Short task →
Pick out every line holding the string "share" and copy it.

Rows from a dataset →

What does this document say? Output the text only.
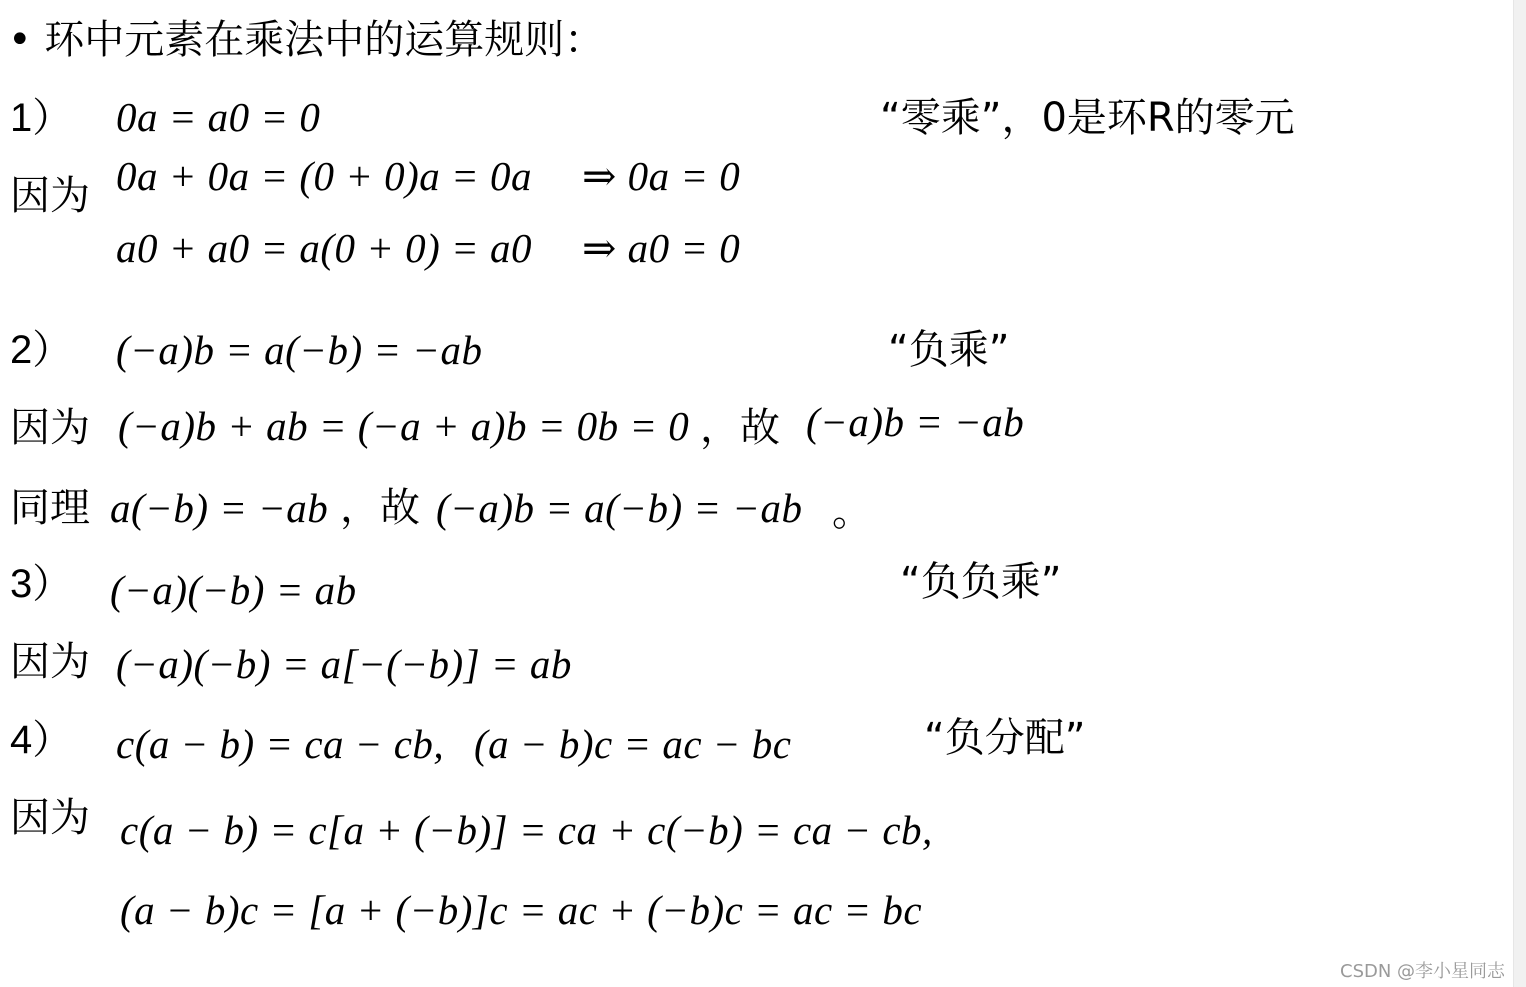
• 环中元素在乘法中的运算规则：
1） 0a = a0 = 0	“零乘”，0是环R的零元
因为 0a + 0a = (0 + 0)a = 0a ⇒ 0a = 0
a0 + a0 = a(0 + 0) = a0 ⇒ a0 = 0
2） (−a)b = a(−b) = −ab	“负乘”
因为 (−a)b + ab = (−a + a)b = 0b = 0 ，故 (−a)b = −ab
同理 a(−b) = −ab ，故 (−a)b = a(−b) = −ab 。
3） (−a)(−b) = ab	“负负乘”
因为 (−a)(−b) = a[−(−b)] = ab
4） c(a − b) = ca − cb, (a − b)c = ac − bc	“负分配”
因为 c(a − b) = c[a + (−b)] = ca + c(−b) = ca − cb,
(a − b)c = [a + (−b)]c = ac + (−b)c = ac = bc
CSDN @李小星同志
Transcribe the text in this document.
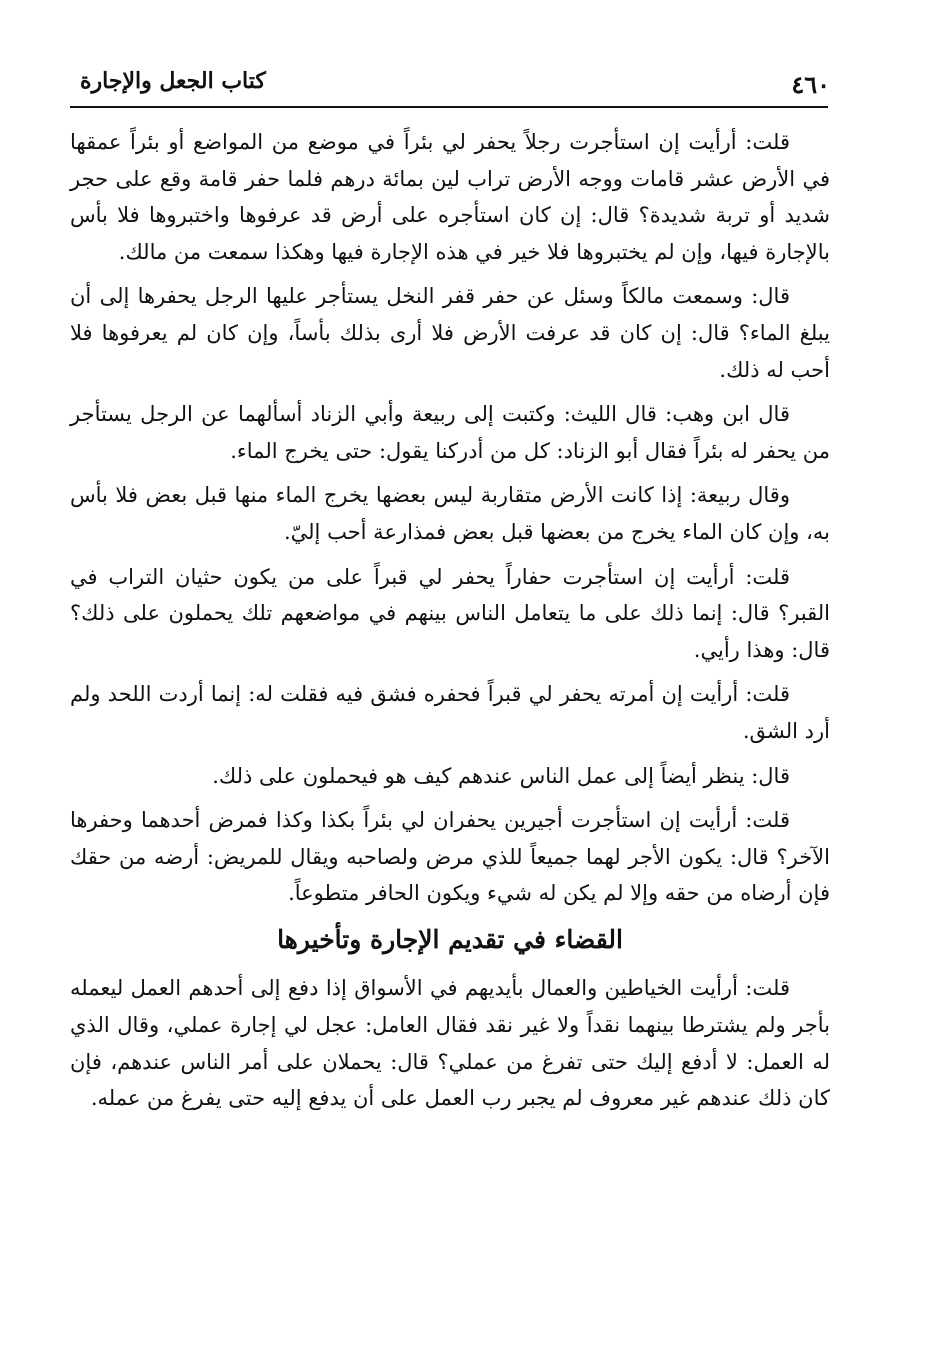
٤٦٠
كتاب الجعل والإجارة

قلت: أرأيت إن استأجرت رجلاً يحفر لي بئراً في موضع من المواضع أو بئراً عمقها في الأرض عشر قامات ووجه الأرض تراب لين بمائة درهم فلما حفر قامة وقع على حجر شديد أو تربة شديدة؟ قال: إن كان استأجره على أرض قد عرفوها واختبروها فلا بأس بالإجارة فيها، وإن لم يختبروها فلا خير في هذه الإجارة فيها وهكذا سمعت من مالك.

قال: وسمعت مالكاً وسئل عن حفر قفر النخل يستأجر عليها الرجل يحفرها إلى أن يبلغ الماء؟ قال: إن كان قد عرفت الأرض فلا أرى بذلك بأساً، وإن كان لم يعرفوها فلا أحب له ذلك.

قال ابن وهب: قال الليث: وكتبت إلى ربيعة وأبي الزناد أسألهما عن الرجل يستأجر من يحفر له بئراً فقال أبو الزناد: كل من أدركنا يقول: حتى يخرج الماء.

وقال ربيعة: إذا كانت الأرض متقاربة ليس بعضها يخرج الماء منها قبل بعض فلا بأس به، وإن كان الماء يخرج من بعضها قبل بعض فمذارعة أحب إليّ.

قلت: أرأيت إن استأجرت حفاراً يحفر لي قبراً على من يكون حثيان التراب في القبر؟ قال: إنما ذلك على ما يتعامل الناس بينهم في مواضعهم تلك يحملون على ذلك؟ قال: وهذا رأيي.

قلت: أرأيت إن أمرته يحفر لي قبراً فحفره فشق فيه فقلت له: إنما أردت اللحد ولم أرد الشق.

قال: ينظر أيضاً إلى عمل الناس عندهم كيف هو فيحملون على ذلك.

قلت: أرأيت إن استأجرت أجيرين يحفران لي بئراً بكذا وكذا فمرض أحدهما وحفرها الآخر؟ قال: يكون الأجر لهما جميعاً للذي مرض ولصاحبه ويقال للمريض: أرضه من حقك فإن أرضاه من حقه وإلا لم يكن له شيء ويكون الحافر متطوعاً.

القضاء في تقديم الإجارة وتأخيرها

قلت: أرأيت الخياطين والعمال بأيديهم في الأسواق إذا دفع إلى أحدهم العمل ليعمله بأجر ولم يشترطا بينهما نقداً ولا غير نقد فقال العامل: عجل لي إجارة عملي، وقال الذي له العمل: لا أدفع إليك حتى تفرغ من عملي؟ قال: يحملان على أمر الناس عندهم، فإن كان ذلك عندهم غير معروف لم يجبر رب العمل على أن يدفع إليه حتى يفرغ من عمله.
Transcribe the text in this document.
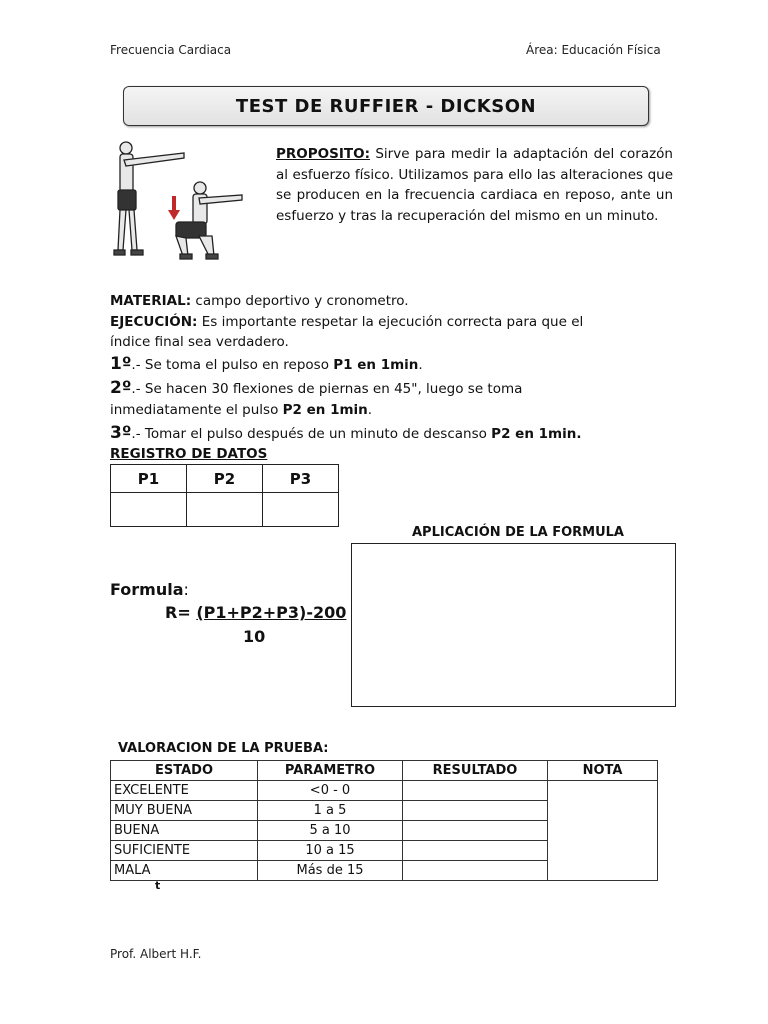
Frecuencia Cardiaca	Área: Educación Física
TEST DE RUFFIER - DICKSON
PROPOSITO: Sirve para medir la adaptación del corazón al esfuerzo físico. Utilizamos para ello las alteraciones que se producen en la frecuencia cardiaca en reposo, ante un esfuerzo y tras la recuperación del mismo en un minuto.
MATERIAL: campo deportivo y cronometro.
EJECUCIÓN: Es importante respetar la ejecución correcta para que el
índice final sea verdadero.
1º.- Se toma el pulso en reposo P1 en 1min.
2º.- Se hacen 30 flexiones de piernas en 45", luego se toma
inmediatamente el pulso P2 en 1min.
3º.- Tomar el pulso después de un minuto de descanso P2 en 1min.
REGISTRO DE DATOS
P1	P2	P3

APLICACIÓN DE LA FORMULA
Formula:
R= (P1+P2+P3)-200
10
VALORACION DE LA PRUEBA:
ESTADO	PARAMETRO	RESULTADO	NOTA
EXCELENTE	<0 - 0		
MUY BUENA	1 a 5		
BUENA	5 a 10		
SUFICIENTE	10 a 15		
MALA	Más de 15		
t
Prof. Albert H.F.
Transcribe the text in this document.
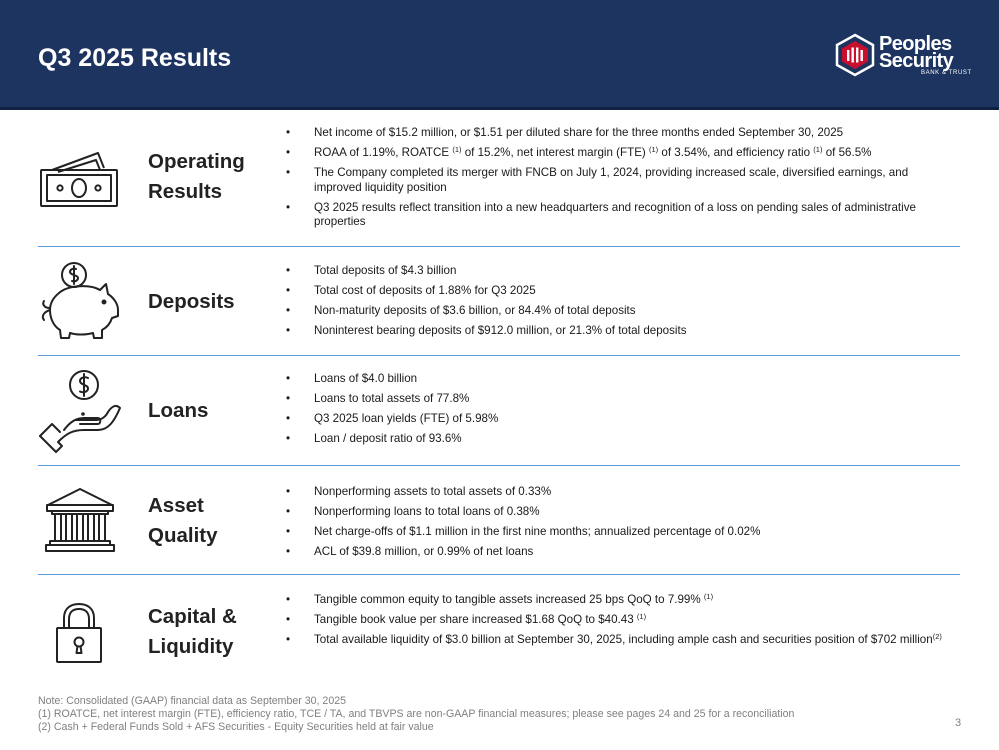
Q3 2025 Results	Peoples
Security
BANK & TRUST
Operating
Results
• Net income of $15.2 million, or $1.51 per diluted share for the three months ended September 30, 2025
• ROAA of 1.19%, ROATCE $^{(1)}$ of 15.2%, net interest margin (FTE) $^{(1)}$ of 3.54%, and efficiency ratio $^{(1)}$ of 56.5%
• The Company completed its merger with FNCB on July 1, 2024, providing increased scale, diversified earnings, and improved liquidity position
• Q3 2025 results reflect transition into a new headquarters and recognition of a loss on pending sales of administrative properties
Deposits
• Total deposits of $4.3 billion
• Total cost of deposits of 1.88% for Q3 2025
• Non-maturity deposits of $3.6 billion, or 84.4% of total deposits
• Noninterest bearing deposits of $912.0 million, or 21.3% of total deposits
Loans
• Loans of $4.0 billion
• Loans to total assets of 77.8%
• Q3 2025 loan yields (FTE) of 5.98%
• Loan / deposit ratio of 93.6%
Asset
Quality
• Nonperforming assets to total assets of 0.33%
• Nonperforming loans to total loans of 0.38%
• Net charge-offs of $1.1 million in the first nine months; annualized percentage of 0.02%
• ACL of $39.8 million, or 0.99% of net loans
Capital &
Liquidity
• Tangible common equity to tangible assets increased 25 bps QoQ to 7.99% $^{(1)}$
• Tangible book value per share increased $1.68 QoQ to $40.43 $^{(1)}$
• Total available liquidity of $3.0 billion at September 30, 2025, including ample cash and securities position of $702 million$^{(2)}$
Note: Consolidated (GAAP) financial data as September 30, 2025
(1) ROATCE, net interest margin (FTE), efficiency ratio, TCE / TA, and TBVPS are non-GAAP financial measures; please see pages 24 and 25 for a reconciliation
(2) Cash + Federal Funds Sold + AFS Securities - Equity Securities held at fair value	3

Output of the exercise →
• Net income of $15.2 million, or $1.51 per diluted share for the three months ended September 30, 2025
• Tangible book value per share increased $1.68 QoQ to $40.43 $^{(1)}$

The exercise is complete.